— Start of MATERIALS PROVIDED —

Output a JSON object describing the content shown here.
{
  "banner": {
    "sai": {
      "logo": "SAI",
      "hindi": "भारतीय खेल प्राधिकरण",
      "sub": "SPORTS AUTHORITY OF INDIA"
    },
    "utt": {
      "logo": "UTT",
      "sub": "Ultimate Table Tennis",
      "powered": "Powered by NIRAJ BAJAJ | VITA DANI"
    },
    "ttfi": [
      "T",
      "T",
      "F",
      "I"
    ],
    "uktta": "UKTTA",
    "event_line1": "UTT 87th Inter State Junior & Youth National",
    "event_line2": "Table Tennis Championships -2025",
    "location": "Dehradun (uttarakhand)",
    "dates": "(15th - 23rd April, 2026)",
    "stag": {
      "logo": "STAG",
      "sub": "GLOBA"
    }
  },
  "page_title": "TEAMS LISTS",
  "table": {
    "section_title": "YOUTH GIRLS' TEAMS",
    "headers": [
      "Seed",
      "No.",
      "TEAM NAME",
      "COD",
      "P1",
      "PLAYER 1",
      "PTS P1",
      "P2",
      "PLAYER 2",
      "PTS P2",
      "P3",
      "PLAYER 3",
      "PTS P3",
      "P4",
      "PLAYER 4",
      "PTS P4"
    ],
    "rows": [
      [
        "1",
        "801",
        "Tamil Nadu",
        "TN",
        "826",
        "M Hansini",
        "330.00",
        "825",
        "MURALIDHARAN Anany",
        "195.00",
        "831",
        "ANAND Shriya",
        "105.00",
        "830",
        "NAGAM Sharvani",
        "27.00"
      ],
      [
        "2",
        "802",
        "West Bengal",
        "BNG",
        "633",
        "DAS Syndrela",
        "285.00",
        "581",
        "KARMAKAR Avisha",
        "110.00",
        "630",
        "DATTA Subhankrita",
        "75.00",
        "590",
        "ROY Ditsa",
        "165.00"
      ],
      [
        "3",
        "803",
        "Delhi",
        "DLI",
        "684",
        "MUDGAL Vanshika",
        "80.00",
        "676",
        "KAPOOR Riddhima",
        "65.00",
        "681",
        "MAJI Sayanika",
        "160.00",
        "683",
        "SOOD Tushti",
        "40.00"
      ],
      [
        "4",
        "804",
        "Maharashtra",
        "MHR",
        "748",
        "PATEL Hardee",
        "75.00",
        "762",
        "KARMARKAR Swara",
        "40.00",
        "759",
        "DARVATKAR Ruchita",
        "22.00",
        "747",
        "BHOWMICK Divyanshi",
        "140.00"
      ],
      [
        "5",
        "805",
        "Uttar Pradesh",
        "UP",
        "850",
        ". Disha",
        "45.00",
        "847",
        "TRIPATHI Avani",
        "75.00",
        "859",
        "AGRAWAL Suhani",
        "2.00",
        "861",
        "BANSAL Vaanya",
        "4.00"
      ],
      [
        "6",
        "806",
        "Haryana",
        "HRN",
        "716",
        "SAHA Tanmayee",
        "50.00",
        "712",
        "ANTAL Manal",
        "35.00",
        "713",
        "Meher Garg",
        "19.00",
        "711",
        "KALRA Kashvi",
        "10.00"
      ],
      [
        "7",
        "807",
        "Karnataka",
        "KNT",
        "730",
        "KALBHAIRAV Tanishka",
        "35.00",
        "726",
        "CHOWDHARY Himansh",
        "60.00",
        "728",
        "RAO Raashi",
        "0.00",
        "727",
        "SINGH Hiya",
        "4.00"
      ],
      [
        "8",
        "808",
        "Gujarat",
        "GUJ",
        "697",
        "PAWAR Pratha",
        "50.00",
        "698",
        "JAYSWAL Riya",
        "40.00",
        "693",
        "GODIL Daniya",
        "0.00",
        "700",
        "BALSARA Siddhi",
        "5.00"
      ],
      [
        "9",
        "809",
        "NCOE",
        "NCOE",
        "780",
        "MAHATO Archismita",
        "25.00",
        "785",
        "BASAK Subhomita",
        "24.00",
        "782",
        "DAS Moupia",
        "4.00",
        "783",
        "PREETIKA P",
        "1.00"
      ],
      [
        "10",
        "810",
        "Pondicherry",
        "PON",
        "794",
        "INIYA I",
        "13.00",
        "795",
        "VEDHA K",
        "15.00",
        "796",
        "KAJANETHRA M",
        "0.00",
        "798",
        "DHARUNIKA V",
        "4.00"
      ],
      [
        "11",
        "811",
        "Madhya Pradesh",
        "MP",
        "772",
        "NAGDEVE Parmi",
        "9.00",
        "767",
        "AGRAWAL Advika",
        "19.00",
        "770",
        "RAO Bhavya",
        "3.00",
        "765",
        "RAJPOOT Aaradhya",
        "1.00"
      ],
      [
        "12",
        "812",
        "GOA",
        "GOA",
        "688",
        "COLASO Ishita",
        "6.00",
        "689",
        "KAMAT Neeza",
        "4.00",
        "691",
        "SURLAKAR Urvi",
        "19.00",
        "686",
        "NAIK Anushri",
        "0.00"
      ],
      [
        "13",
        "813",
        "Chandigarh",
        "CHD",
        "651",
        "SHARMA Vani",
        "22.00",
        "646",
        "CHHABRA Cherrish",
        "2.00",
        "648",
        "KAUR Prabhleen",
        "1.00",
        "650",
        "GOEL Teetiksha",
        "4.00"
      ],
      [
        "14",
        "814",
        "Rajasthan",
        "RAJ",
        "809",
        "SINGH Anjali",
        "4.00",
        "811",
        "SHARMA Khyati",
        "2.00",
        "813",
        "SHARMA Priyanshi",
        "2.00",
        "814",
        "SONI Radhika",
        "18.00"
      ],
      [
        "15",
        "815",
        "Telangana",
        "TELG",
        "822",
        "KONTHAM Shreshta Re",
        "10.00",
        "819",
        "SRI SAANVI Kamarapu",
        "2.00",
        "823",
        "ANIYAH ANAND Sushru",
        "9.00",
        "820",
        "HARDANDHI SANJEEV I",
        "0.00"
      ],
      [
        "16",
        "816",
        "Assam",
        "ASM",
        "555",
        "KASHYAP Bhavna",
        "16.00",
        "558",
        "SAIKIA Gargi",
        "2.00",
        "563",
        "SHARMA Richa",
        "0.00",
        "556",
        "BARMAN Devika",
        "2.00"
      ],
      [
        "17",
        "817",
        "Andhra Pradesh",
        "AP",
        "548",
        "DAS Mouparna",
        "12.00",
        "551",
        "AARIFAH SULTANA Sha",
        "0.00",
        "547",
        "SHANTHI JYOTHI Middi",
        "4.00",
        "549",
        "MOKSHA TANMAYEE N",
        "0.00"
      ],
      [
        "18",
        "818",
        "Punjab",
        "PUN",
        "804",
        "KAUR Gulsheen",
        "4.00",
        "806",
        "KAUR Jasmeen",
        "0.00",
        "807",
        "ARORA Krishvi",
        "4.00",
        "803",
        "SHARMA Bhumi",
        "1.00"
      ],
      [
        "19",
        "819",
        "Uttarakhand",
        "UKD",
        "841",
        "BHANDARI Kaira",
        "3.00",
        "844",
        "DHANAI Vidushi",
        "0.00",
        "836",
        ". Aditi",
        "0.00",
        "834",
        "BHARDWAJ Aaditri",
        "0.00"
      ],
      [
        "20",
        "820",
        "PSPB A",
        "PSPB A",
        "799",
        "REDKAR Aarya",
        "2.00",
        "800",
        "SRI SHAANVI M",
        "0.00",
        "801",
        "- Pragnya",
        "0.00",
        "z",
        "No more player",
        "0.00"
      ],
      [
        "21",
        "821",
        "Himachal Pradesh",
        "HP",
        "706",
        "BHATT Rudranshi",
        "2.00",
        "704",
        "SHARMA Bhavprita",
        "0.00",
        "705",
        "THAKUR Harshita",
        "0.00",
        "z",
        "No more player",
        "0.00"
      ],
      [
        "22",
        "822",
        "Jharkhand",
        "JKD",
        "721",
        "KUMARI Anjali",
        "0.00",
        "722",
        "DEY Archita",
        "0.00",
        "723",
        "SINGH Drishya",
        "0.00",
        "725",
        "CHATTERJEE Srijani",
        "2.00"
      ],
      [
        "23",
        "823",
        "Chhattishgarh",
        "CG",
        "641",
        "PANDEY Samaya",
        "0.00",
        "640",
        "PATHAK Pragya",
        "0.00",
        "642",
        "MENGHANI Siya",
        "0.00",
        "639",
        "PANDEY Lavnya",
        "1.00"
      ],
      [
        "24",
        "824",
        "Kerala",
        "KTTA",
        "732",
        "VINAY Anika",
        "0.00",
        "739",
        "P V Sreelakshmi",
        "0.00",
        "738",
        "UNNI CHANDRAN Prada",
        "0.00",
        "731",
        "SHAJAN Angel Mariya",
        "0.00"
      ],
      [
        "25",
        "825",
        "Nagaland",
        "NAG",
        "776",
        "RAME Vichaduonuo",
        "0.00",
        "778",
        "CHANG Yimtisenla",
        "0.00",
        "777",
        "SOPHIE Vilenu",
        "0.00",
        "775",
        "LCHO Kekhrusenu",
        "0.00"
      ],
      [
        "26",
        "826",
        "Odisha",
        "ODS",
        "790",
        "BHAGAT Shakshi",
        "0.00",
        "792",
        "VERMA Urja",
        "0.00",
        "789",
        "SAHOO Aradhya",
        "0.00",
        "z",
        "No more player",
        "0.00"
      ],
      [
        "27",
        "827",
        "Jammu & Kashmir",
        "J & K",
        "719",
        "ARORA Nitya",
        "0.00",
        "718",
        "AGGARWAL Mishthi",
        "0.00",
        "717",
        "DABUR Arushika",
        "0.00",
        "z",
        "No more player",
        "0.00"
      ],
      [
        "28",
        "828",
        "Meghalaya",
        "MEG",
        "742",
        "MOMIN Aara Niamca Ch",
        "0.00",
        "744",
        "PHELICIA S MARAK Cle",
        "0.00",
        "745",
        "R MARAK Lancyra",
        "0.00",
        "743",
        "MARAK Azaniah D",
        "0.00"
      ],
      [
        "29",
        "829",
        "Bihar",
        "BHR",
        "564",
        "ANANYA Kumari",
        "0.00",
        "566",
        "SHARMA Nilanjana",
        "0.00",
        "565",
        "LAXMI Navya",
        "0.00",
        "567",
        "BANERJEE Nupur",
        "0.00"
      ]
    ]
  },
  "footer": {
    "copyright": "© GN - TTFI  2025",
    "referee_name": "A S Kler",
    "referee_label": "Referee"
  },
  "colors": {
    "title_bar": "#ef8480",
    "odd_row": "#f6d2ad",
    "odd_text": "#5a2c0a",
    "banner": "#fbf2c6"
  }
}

— End of MATERIALS PROVIDED —

» TASK:
Select the lines from the entries that include the word "SINGH".

» TASK ANSWER:
        "SINGH Hiya",
        "SINGH Anjali",
        "SINGH Drishya",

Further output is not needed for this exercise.